Show all lines of the listing that hold the word "丙硫醇类".

——————————

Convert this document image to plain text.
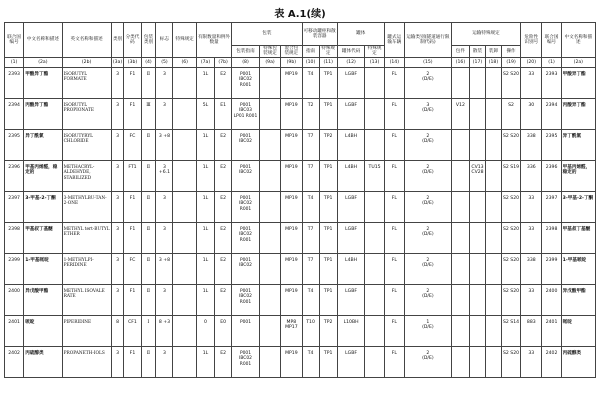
表 A.1(续)
联合国编号	中文名称和描述	英文名称和描述	类别	分类代码	包装类别	标志	特殊规定	有限数量和例外数量		包装			可移动罐柜和散装容器		罐体		罐式运输车辆	运输类别(隧道通行限制代码)	运输特殊规定				危险性识别号	联合国编号	中文名称和描述
										包装指南	特殊包装规定	混合包装规定	指南	特殊规定	罐体代码	特殊规定			包件	散装	装卸	操作			
(1)	(2a)	(2b)	(3a)	(3b)	(4)	(5)	(6)	(7a)	(7b)	(8)	(9a)	(9b)	(10)	(11)	(12)	(13)	(14)	(15)	(16)	(17)	(18)	(19)	(20)	(1)	(2a)
2393	甲酸异丁酯	ISOBUTYL FORMATE	3	F1	Ⅱ	3		1L	E2	P001 IBC02 R001		MP19	T4	TP1	LGBF		FL	2
(D/E)				S2 S20	33	2393	甲酸异丁酯
2394	丙酸异丁酯	ISOBUTYL PROPIONATE	3	F1	Ⅲ	3		5L	E1	P001 IBC03 LP01 R001		MP19	T2	TP1	LGBF		FL	3
(D/E)	V12			S2	30	2394	丙酸异丁酯
2395	异丁酰氯	ISOBUTYRYL CHLORIDE	3	FC	Ⅱ	3 +8		1L	E2	P001 IBC02		MP19	T7	TP2	L4BH		FL	2
(D/E)				S2 S20	338	2395	异丁酰氯
2396	甲基丙烯醛，稳定的	METHACRYL-ALDEHYDE, STABILIZED	3	FT1	Ⅱ	3 +6.1		1L	E2	P001 IBC02		MP19	T7	TP1	L4BH	TU15	FL	2
(D/E)		CV13 CV28		S2 S19	336	2396	甲基丙烯醛，稳定的
2397	3-甲基-2-丁酮	3-METHYLBU-TAN-2-ONE	3	F1	Ⅱ	3		1L	E2	P001 IBC02 R001		MP19	T4	TP1	LGBF		FL	2
(D/E)				S2 S20	33	2397	3-甲基-2-丁酮
2398	甲基叔丁基醚	METHYL tert-BUTYL ETHER	3	F1	Ⅱ	3		1L	E2	P001 IBC02 R001		MP19	T7	TP1	LGBF		FL	2
(D/E)				S2 S20	33	2398	甲基叔丁基醚
2399	1-甲基哌啶	1-METHYLPI-PERIDINE	3	FC	Ⅱ	3 +8		1L	E2	P001 IBC02		MP19	T7	TP1	L4BH		FL	2
(D/E)				S2 S20	338	2399	1-甲基哌啶
2400	异戊酸甲酯	METHYL ISOVALE RATE	3	F1	Ⅱ	3		1L	E2	P001 IBC02 R001		MP19	T4	TP1	LGBF		FL	2
(D/E)				S2 S20	33	2400	异戊酸甲酯
2401	哌啶	PIPERIDINE	8	CF1	Ⅰ	8 +3		0	E0	P001		MP8 MP17	T10	TP2	L10BH		FL	1
(D/E)				S2 S14	883	2401	哌啶
2402	丙硫醇类	PROPANETH-IOLS	3	F1	Ⅱ	3		1L	E2	P001 IBC02 R001		MP19	T4	TP1	LGBF		FL	2
(D/E)				S2 S20	33	2402	丙硫醇类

——————————

◆ Reply
2402	丙硫醇类	PROPANETH-IOLS	3	F1	Ⅱ	3		1L	E2	P001 IBC02 R001		MP19	T4	TP1	LGBF		FL	2
(D/E)				S2 S20	33	2402	丙硫醇类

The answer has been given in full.